- WRITTEN PROBLEM
Pick out the lines below with "Jongh" and list them.

# start of INPUT MATERIAL

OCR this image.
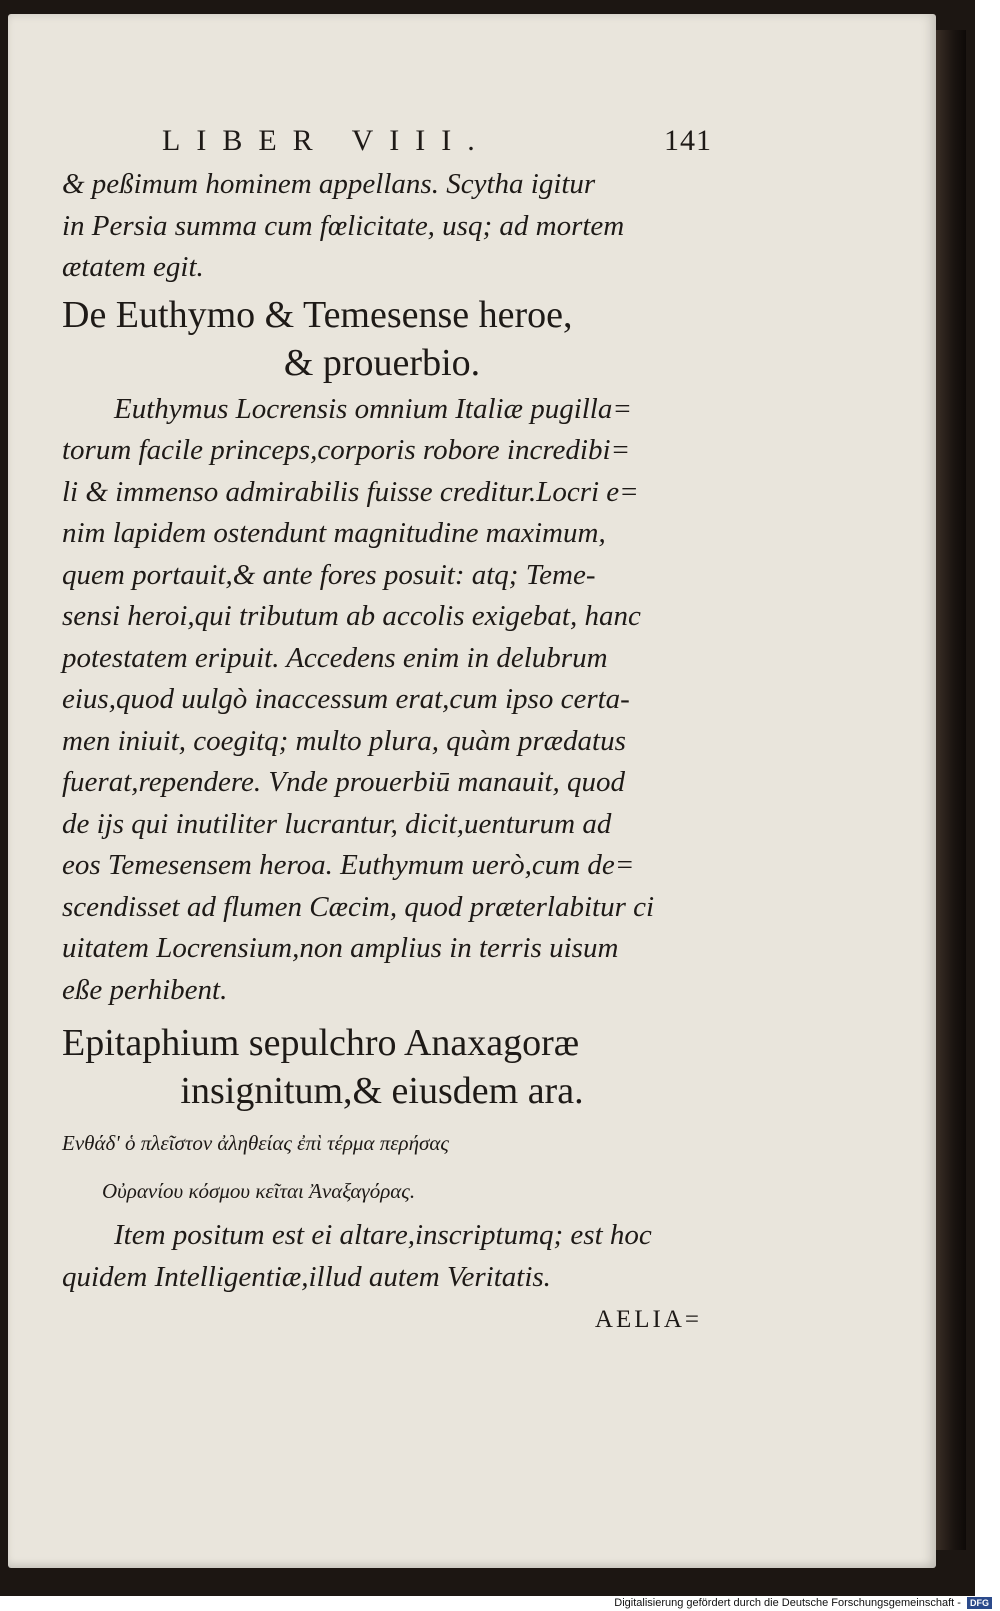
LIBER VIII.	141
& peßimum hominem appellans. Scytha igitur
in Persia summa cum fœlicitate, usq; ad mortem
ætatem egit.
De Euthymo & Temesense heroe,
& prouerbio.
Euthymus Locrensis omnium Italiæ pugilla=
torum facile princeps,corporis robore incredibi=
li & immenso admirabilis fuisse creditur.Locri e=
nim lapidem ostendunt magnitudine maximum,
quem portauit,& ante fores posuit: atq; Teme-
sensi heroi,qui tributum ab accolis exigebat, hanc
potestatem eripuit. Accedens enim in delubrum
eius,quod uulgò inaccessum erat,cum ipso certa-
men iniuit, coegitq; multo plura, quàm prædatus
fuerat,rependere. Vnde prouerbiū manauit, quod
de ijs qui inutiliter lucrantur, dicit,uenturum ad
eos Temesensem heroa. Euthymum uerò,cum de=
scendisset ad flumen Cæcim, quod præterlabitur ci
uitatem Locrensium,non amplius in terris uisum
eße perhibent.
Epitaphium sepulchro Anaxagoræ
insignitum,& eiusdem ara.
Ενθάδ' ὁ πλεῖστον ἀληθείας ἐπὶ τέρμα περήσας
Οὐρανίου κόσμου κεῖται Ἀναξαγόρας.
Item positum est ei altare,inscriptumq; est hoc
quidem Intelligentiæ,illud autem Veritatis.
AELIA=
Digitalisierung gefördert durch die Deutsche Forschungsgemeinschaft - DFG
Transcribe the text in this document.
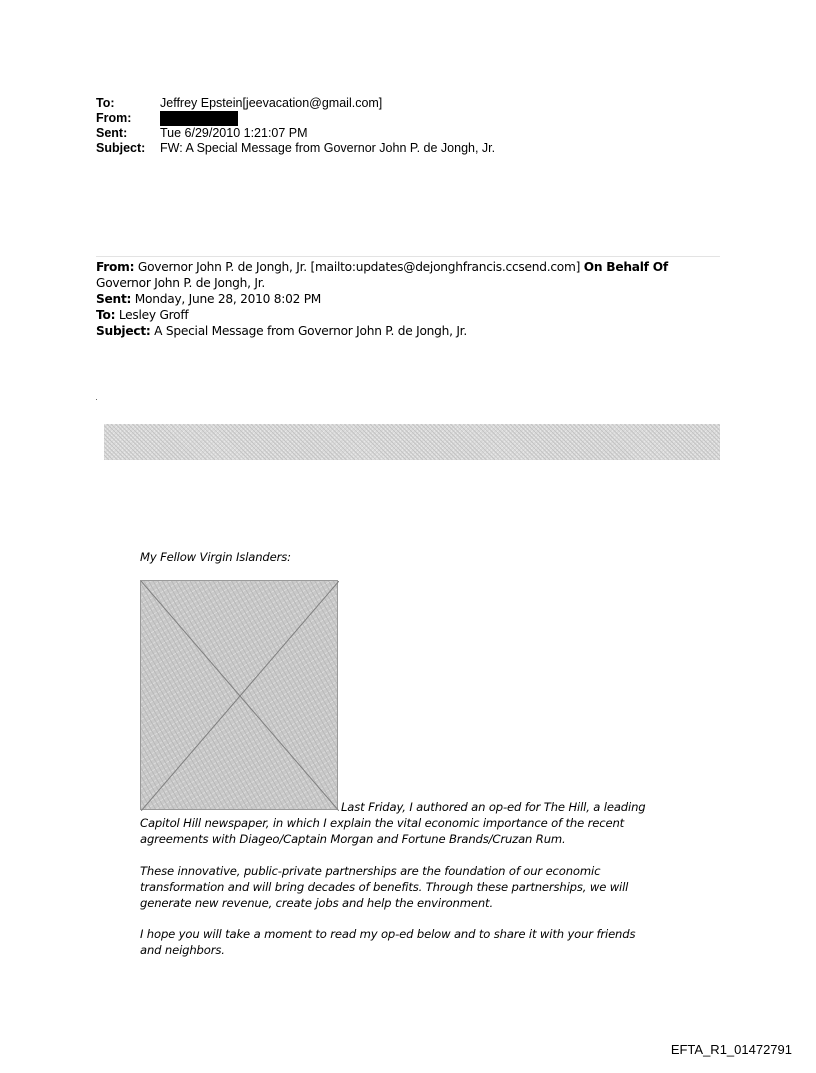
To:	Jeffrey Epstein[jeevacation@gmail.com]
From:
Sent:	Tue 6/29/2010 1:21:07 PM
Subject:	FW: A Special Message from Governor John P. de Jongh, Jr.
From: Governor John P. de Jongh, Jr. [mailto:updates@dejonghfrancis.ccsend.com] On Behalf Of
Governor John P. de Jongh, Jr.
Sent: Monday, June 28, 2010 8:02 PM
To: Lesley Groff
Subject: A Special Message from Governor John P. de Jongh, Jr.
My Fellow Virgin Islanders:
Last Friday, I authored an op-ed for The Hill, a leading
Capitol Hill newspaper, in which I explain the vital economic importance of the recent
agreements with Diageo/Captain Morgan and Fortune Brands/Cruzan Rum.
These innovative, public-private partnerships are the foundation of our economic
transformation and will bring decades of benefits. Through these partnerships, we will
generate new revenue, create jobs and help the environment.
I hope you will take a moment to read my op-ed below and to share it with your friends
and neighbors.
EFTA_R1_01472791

# end of INPUT MATERIAL

- ANSWER TO THE EXERCISE
Subject:	FW: A Special Message from Governor John P. de Jongh, Jr.
From: Governor John P. de Jongh, Jr. [mailto:updates@dejonghfrancis.ccsend.com] On Behalf Of
Governor John P. de Jongh, Jr.
Subject: A Special Message from Governor John P. de Jongh, Jr.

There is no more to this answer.